START Input rows

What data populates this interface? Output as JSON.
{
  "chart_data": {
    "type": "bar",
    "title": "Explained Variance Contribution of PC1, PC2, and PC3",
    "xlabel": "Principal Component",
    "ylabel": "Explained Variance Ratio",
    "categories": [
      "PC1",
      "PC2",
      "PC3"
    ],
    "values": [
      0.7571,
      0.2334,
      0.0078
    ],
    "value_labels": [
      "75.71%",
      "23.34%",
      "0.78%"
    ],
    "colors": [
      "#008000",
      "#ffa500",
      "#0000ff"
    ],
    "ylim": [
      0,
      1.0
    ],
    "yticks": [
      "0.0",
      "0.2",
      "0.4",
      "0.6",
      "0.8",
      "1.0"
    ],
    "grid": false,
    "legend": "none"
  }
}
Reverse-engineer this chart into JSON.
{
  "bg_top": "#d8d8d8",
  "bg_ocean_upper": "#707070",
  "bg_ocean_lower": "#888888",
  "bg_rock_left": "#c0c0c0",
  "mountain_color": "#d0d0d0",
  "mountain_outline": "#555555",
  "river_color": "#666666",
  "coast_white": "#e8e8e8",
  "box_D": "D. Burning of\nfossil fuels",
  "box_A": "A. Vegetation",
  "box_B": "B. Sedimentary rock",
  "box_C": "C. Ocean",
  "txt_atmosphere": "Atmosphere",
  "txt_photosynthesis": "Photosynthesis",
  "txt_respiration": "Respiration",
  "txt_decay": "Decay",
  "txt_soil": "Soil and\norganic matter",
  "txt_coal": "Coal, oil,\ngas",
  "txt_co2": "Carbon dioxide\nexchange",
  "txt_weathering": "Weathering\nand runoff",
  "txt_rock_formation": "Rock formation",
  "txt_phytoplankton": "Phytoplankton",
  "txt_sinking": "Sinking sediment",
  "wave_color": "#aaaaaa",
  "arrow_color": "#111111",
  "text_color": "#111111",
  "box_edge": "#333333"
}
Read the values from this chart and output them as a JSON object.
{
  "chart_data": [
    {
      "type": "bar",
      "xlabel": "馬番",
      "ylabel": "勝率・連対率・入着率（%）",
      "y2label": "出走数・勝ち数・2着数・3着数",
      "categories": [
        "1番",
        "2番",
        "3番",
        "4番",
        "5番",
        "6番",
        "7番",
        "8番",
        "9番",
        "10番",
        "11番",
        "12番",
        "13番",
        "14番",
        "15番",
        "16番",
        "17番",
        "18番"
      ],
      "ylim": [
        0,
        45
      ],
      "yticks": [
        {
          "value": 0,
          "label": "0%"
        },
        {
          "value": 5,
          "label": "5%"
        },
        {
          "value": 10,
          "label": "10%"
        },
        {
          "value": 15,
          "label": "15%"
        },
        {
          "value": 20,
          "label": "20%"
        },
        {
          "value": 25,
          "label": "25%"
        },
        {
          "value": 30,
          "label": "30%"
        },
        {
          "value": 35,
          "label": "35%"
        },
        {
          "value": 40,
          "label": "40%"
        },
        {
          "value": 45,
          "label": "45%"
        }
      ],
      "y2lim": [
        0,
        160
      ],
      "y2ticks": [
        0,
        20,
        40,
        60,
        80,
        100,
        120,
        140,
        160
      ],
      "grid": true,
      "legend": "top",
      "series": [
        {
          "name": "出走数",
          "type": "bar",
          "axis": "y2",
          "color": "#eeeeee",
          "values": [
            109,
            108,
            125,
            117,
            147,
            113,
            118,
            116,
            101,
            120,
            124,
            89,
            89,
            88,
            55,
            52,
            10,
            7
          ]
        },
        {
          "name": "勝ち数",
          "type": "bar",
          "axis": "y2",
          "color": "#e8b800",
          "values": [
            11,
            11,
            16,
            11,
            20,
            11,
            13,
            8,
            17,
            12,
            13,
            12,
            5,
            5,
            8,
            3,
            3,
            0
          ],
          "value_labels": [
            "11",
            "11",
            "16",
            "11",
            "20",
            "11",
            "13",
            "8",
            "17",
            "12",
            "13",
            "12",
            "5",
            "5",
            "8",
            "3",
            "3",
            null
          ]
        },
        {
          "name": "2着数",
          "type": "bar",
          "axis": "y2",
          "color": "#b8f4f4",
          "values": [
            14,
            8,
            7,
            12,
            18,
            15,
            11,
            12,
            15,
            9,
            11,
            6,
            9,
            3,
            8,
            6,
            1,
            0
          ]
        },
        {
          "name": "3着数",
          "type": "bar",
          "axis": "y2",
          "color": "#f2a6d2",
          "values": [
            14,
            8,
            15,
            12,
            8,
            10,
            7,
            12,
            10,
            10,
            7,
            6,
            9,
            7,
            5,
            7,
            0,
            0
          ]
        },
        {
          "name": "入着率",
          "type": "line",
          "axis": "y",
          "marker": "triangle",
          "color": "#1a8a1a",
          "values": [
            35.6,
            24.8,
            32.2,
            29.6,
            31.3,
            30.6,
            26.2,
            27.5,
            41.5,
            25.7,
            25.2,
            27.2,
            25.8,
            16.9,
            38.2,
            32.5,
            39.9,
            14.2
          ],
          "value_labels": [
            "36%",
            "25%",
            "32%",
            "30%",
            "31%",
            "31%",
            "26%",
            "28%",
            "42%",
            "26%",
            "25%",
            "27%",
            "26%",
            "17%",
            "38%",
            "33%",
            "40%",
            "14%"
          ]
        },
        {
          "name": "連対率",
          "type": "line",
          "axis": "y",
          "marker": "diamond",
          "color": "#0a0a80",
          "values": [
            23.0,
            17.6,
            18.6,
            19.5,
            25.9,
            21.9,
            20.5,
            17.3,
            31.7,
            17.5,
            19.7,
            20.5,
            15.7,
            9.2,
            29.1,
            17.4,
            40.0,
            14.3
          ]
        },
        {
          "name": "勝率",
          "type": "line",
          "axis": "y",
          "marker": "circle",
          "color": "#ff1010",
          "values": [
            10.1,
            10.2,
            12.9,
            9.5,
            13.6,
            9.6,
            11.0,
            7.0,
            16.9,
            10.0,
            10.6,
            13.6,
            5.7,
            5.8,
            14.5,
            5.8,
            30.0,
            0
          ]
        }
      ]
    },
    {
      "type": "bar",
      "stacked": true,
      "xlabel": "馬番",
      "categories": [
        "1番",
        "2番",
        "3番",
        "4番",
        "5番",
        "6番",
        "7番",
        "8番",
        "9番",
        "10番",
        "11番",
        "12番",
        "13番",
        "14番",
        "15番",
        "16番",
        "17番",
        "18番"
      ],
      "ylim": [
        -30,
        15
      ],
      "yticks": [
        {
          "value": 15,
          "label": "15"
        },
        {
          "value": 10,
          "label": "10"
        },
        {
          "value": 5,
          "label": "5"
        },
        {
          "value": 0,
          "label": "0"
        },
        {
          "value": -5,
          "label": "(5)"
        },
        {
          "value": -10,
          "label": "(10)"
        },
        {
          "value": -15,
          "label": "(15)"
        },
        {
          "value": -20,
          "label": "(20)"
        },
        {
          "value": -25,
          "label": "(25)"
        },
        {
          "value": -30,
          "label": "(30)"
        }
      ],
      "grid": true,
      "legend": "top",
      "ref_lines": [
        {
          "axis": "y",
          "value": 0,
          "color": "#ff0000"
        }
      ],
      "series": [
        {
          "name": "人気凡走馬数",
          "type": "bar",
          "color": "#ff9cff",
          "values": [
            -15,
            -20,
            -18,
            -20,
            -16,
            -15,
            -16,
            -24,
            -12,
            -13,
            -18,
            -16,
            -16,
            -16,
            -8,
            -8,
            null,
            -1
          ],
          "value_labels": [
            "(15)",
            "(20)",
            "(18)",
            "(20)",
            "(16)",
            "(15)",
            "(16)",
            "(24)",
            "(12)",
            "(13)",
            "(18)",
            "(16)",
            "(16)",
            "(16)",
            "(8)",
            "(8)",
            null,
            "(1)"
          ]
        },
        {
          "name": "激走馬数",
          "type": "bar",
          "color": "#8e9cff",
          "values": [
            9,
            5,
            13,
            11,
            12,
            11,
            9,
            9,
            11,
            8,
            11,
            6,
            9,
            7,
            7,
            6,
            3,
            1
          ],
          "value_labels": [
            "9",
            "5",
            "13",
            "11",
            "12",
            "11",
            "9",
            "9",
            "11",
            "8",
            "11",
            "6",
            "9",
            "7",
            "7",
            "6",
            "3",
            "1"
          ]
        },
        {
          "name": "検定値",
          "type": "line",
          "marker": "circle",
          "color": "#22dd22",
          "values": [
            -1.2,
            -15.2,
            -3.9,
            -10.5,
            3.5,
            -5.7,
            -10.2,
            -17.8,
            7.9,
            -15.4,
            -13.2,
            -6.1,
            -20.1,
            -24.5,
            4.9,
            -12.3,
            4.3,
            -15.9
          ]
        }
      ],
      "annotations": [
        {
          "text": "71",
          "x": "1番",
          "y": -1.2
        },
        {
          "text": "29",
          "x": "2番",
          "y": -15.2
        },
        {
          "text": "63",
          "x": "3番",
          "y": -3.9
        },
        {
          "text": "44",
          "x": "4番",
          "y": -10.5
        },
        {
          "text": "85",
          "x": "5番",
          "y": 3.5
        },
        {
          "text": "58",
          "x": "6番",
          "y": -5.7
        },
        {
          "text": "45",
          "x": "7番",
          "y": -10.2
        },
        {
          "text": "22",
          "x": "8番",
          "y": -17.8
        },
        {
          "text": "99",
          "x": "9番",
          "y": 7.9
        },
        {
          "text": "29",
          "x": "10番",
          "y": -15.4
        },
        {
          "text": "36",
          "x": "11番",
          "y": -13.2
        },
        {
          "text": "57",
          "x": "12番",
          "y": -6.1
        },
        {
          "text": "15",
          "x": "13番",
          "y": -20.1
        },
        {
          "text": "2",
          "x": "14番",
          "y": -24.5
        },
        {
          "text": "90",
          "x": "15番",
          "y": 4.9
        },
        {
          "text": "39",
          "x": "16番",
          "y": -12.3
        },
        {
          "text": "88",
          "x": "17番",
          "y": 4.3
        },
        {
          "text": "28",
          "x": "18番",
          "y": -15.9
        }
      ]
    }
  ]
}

END Input rows

Pull out the lines above in which the word "JSON" appears.

= Reply =
What data populates this interface? Output as JSON.
Reverse-engineer this chart into JSON.
Read the values from this chart and output them as a JSON object.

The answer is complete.